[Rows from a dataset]
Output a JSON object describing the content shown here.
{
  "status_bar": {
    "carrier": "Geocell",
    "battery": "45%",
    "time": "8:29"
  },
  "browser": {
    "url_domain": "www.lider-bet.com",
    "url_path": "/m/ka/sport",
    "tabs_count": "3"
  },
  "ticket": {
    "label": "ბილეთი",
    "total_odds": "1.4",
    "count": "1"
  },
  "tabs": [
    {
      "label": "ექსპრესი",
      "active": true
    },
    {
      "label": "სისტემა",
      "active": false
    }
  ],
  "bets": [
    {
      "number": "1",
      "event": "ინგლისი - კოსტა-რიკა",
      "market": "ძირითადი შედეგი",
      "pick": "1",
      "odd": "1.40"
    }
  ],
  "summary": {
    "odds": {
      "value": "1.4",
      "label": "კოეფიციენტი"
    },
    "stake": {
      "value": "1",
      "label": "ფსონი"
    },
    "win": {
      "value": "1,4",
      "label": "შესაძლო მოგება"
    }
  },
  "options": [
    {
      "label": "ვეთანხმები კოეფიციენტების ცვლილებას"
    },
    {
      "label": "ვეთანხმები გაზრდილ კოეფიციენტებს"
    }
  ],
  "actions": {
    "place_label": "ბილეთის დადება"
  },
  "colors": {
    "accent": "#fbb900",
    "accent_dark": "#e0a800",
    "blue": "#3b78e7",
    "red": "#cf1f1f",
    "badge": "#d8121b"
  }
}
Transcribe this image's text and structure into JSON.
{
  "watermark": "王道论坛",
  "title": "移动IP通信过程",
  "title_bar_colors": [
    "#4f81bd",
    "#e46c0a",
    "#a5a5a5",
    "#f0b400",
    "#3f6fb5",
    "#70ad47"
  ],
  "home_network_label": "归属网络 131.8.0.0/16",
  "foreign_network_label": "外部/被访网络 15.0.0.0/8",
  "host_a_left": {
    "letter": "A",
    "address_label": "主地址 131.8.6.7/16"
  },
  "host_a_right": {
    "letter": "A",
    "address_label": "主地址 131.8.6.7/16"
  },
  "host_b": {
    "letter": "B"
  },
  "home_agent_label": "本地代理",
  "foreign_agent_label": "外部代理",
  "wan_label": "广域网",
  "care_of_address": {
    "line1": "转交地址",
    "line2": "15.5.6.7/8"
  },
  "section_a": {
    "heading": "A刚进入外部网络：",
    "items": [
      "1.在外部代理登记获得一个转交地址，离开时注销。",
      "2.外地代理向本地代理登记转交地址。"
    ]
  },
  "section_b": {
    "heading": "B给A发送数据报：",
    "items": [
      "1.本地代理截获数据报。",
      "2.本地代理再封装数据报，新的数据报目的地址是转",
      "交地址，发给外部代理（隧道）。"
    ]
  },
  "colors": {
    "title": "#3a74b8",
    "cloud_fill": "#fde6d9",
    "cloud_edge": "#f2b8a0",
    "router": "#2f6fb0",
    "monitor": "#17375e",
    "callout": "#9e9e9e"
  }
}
...
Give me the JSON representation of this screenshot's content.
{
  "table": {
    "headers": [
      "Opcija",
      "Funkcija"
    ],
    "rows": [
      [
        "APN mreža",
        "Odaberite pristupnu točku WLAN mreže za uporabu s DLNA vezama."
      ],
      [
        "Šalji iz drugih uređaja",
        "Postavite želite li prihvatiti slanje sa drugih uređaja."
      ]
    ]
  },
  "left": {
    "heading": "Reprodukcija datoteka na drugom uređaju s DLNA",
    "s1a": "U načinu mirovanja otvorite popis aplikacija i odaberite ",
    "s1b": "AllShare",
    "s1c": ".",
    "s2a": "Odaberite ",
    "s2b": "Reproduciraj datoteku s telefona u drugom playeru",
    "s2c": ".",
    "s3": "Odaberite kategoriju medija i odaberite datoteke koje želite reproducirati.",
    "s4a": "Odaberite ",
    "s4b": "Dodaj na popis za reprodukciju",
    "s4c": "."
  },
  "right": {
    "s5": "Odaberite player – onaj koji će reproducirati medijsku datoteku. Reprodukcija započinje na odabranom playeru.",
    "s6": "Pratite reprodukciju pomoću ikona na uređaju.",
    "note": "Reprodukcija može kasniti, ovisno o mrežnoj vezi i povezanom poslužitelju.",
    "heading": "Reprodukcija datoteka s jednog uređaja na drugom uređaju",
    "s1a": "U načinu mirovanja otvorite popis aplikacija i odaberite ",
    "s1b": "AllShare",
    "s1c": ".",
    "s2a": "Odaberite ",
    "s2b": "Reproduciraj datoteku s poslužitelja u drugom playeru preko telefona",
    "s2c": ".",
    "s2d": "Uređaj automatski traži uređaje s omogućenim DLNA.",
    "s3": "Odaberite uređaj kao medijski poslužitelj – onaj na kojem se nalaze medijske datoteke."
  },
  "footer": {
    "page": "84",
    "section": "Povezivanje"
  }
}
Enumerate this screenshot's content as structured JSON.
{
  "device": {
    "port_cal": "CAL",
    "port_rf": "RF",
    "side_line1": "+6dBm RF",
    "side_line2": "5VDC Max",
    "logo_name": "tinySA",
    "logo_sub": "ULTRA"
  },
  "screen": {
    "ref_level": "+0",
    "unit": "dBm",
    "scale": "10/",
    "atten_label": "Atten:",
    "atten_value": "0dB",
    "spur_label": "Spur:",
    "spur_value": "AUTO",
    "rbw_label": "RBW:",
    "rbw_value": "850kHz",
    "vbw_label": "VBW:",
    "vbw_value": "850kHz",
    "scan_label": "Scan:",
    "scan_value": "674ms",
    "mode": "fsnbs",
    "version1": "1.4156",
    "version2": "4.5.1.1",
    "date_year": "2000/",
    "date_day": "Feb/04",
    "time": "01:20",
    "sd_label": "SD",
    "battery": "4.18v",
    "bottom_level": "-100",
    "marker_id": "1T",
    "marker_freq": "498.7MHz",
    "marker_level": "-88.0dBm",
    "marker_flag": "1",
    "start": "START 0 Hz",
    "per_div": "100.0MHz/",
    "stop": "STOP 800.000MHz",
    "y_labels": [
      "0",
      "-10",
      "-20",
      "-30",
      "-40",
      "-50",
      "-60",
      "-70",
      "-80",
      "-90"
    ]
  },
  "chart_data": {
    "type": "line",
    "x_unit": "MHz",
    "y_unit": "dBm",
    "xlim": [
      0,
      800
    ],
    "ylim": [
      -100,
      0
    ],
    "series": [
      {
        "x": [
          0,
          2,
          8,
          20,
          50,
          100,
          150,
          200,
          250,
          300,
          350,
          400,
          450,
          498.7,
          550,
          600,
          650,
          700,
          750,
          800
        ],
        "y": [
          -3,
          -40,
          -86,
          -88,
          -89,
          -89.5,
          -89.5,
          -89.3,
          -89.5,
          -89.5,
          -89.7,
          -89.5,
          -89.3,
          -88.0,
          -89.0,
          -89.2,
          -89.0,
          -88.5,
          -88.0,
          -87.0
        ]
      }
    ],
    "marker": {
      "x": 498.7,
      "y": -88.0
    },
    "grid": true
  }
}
--
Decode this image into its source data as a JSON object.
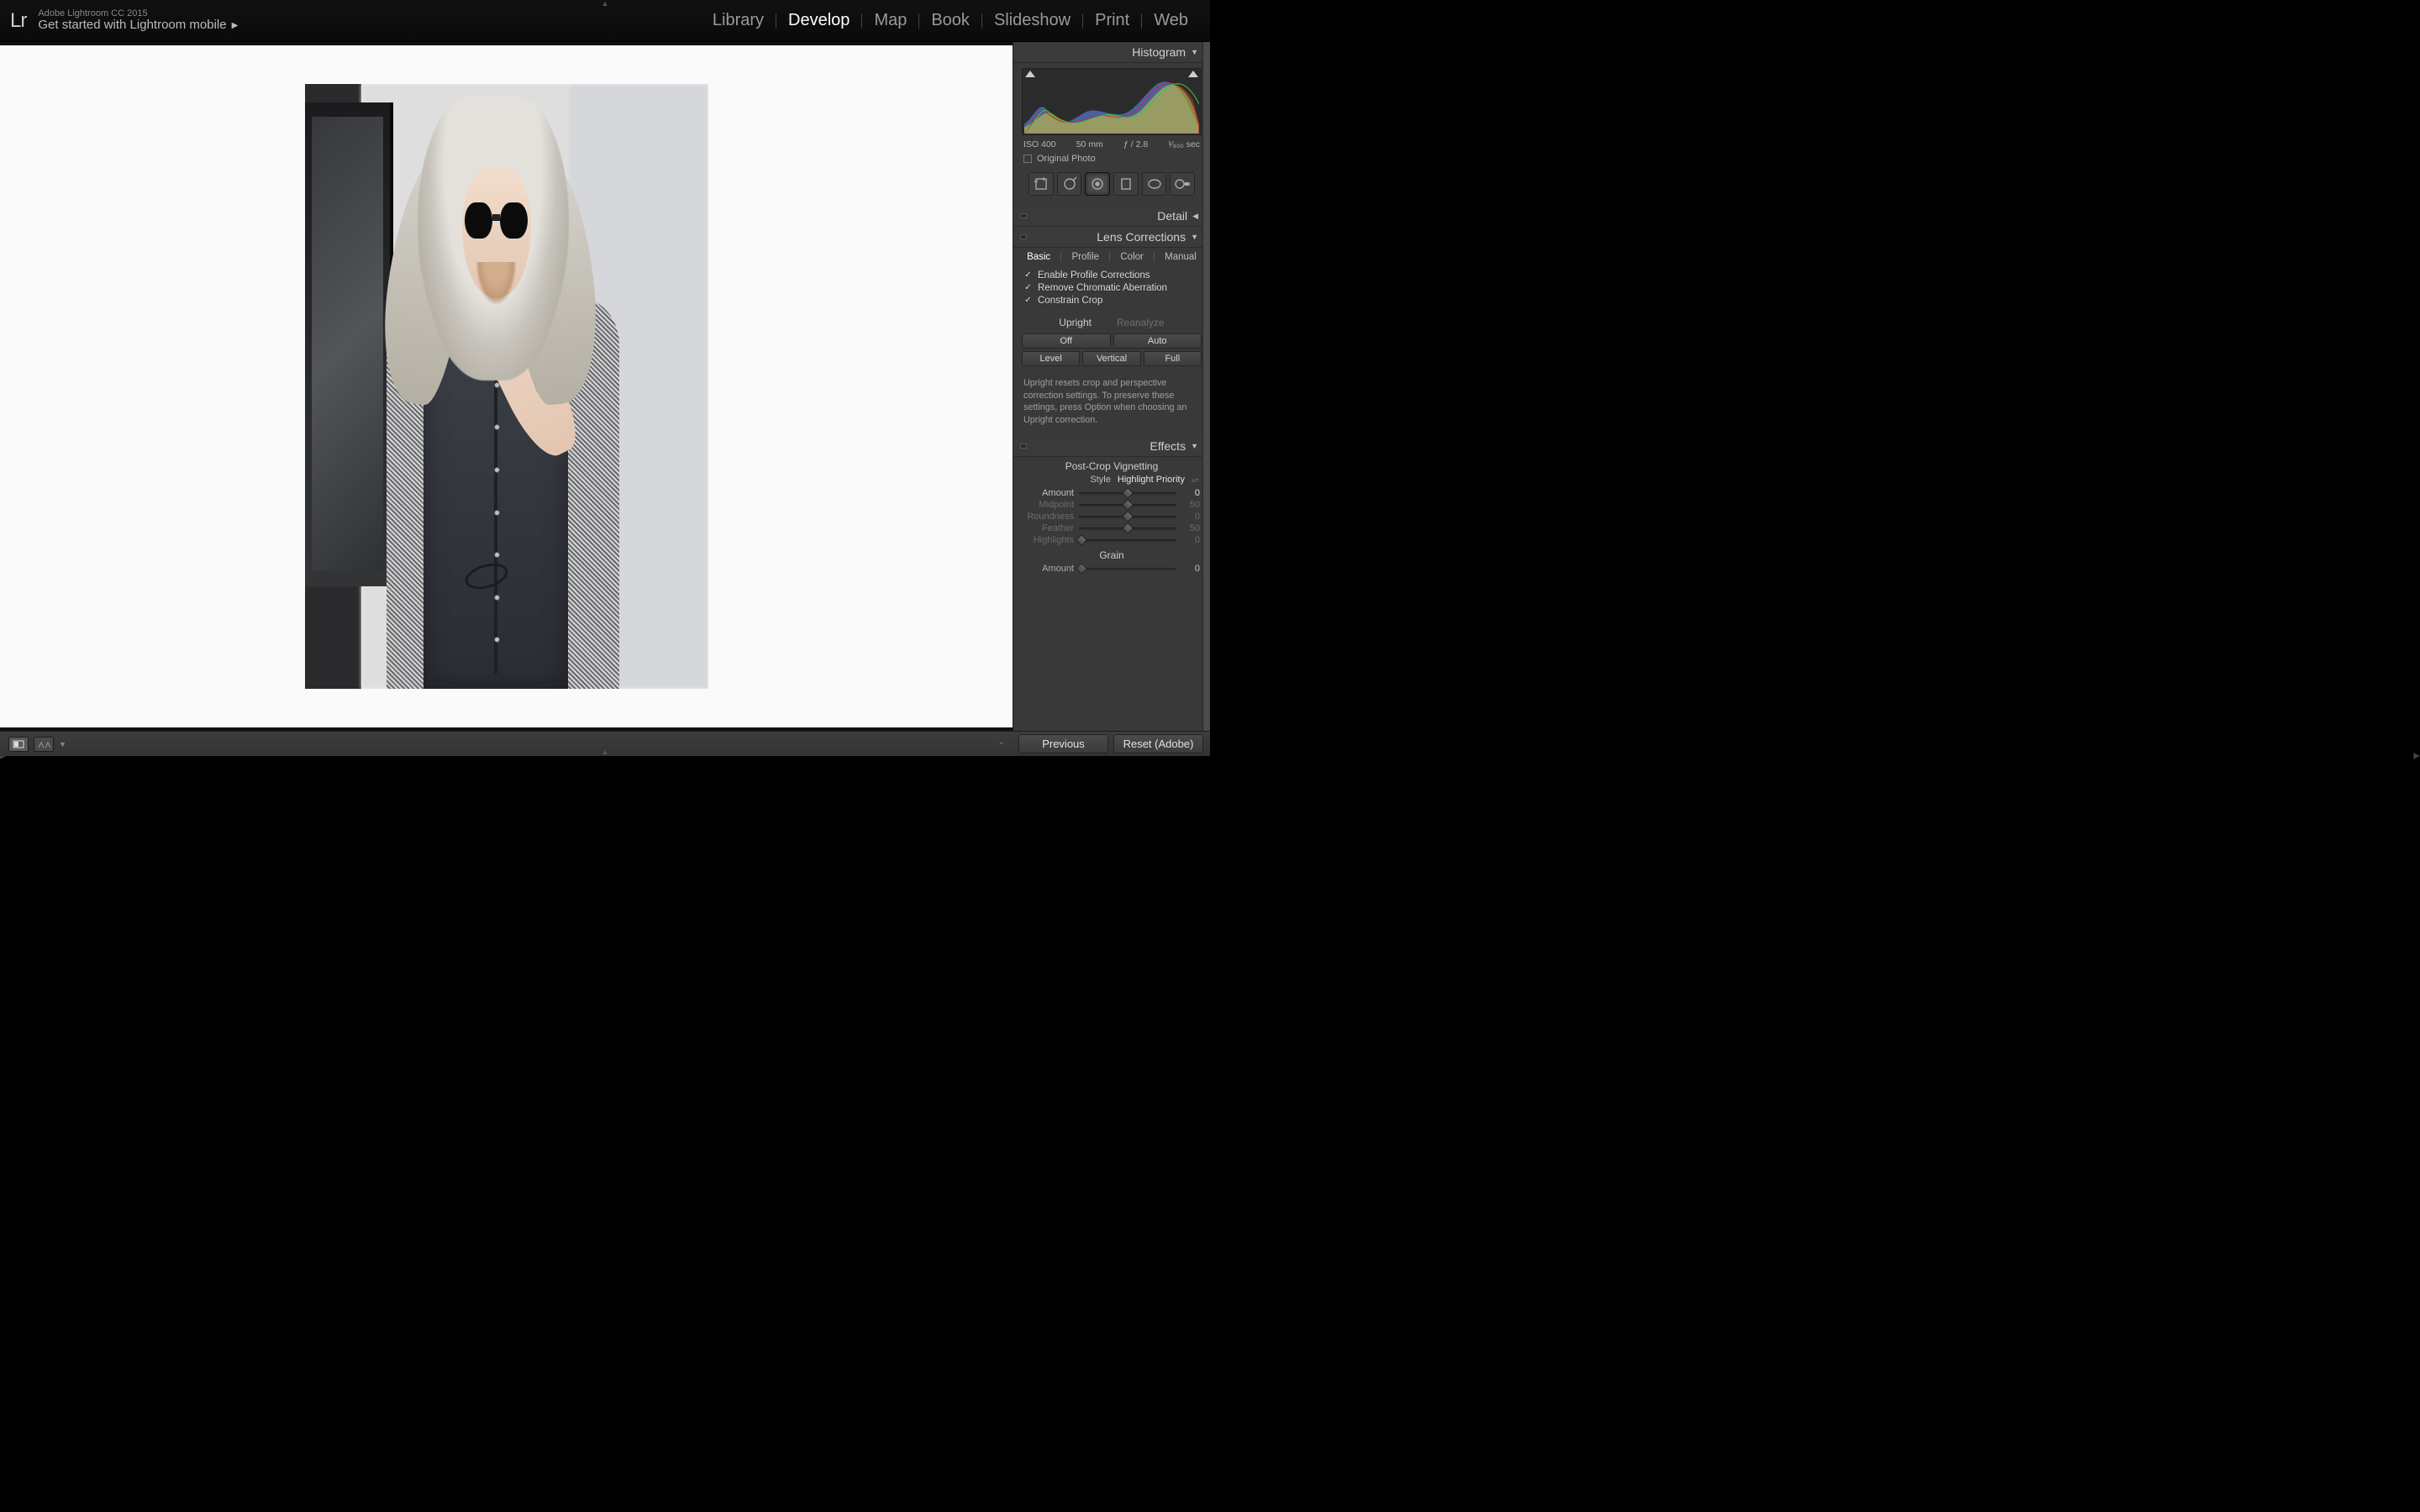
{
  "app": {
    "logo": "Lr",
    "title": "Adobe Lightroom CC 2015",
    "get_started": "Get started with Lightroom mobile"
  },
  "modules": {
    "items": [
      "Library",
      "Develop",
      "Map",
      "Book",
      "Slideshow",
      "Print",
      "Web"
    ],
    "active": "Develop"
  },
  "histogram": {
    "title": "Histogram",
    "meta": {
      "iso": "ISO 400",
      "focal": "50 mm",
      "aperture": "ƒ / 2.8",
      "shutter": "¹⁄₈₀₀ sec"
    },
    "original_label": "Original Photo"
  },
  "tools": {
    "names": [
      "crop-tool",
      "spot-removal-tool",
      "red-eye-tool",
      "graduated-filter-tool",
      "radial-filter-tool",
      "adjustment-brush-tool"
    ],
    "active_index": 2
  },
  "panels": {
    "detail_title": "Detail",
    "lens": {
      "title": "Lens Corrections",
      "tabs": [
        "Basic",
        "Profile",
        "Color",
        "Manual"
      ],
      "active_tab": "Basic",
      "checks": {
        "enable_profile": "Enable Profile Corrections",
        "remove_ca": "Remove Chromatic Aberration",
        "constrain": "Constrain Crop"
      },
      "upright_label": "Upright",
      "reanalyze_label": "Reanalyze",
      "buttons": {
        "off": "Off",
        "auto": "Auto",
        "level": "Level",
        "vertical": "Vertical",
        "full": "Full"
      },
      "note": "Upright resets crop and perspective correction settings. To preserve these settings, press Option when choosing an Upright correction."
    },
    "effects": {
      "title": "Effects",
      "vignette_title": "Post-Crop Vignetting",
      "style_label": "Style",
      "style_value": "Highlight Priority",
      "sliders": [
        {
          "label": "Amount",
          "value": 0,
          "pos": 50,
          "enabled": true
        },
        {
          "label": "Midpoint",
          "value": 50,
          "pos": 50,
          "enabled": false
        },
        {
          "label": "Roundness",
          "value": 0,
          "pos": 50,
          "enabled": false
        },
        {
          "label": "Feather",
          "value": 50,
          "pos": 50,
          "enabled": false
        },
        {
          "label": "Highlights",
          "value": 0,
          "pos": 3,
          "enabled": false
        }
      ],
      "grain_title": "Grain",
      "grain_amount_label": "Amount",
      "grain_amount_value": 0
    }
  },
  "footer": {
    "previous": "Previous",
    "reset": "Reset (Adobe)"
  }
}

Direction:
Show every line that contains the word "reprodukciju".

Answer below:
    "s4b": "Dodaj na popis za reprodukciju",
    "s6": "Pratite reprodukciju pomoću ikona na uređaju.",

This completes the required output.